Travail à faire.
A - Dans le texte sur la frontière gréco-turque, relevez tous les traités introduits par le mot « traité ».
B - Recopiez le passage du texte sur la frontière gréco-turque qui va de « La lutte contre l’immigration illégale, priorité » jusqu'à « et à l’immigration. » inclus.

La frontière entre la Grèce et la Turquie est la plus poreuse d’Europe malgré le soutien de Frontex aux douanes grecques. Pour pallier cette situation, alors que les autres Etats membres critiquent l’Etat hellénique pour ce manque de contrôle, les autorités du pays ont annoncé le 4 janvier leur décision d’ériger un mur sur la zone la plus sensible de la frontière avec la Turquie. Retour sur cette mesure critiquée.
La lutte contre l’immigration illégale, priorité de l’espace de liberté, sécurité et justice
Dès 1986 et l’acte unique européen, puis dans le traité de Schengen de 1990, la perspective du marché unique et de la suppression des contrôles aux frontières intérieures mettait en exergue la nécessité de mesures compensatoires. Celles-ci prenaient notamment la forme de contrôles plus efficaces aux frontières extérieures de l’Union pour faire face à la fois à la criminalité transnationale et à l’immigration.
Cette préoccupation a été confirmée par la suite lors de la création de l’ELSJ par le traité d’Amsterdam, qui intègre l’acquis de Schengen aux traités. Le traité de Lisbonne développe la politique commune en matière d’asile, d’immigration et de contrôles aux frontières extérieures tout en respectant la même optique.
Néanmoins, ce point central du pan asile et immigration de l’ELSJ qu’est l’immigration pose des questions pratiques en termes d’équilibre entre sécurité et liberté, entre contrôles et respect des droits fondamentaux. A l’heure actuelle il est évident que le pôle sécurité a été prédominant, les mesures s’axant surtout sur la lutte contre l’immigration illégale et moins sur les canaux de migration légale et l’intégration des migrants. Pourtant, le lien fait récemment entre migration et développement et la volonté d’une approche globale de la question ouvrent une perspective de rééquilibrage.

Données fournies.
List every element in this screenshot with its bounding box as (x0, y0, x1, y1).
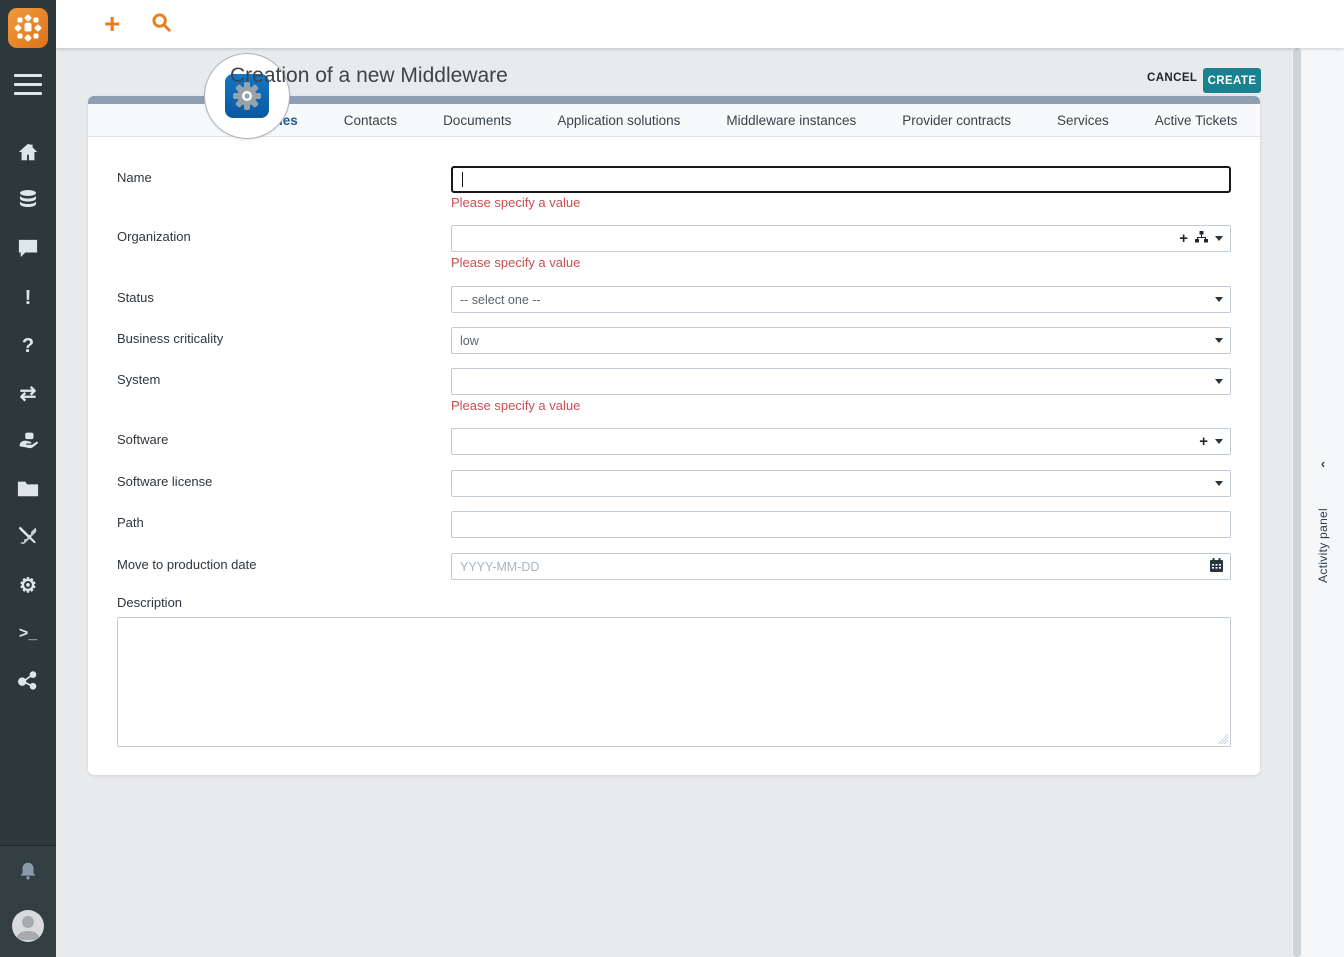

Les solutions.
A - traité de Schengen, traité d'Amsterdam, traité de Lisbonne

B -
La lutte contre l’immigration illégale, priorité de l’espace de liberté, sécurité et justice
Dès 1986 et l’acte unique européen, puis dans le traité de Schengen de 1990, la perspective du marché unique et de la suppression des contrôles aux frontières intérieures mettait en exergue la nécessité de mesures compensatoires. Celles-ci prenaient notamment la forme de contrôles plus efficaces aux frontières extérieures de l’Union pour faire face à la fois à la criminalité transnationale et à l’immigration.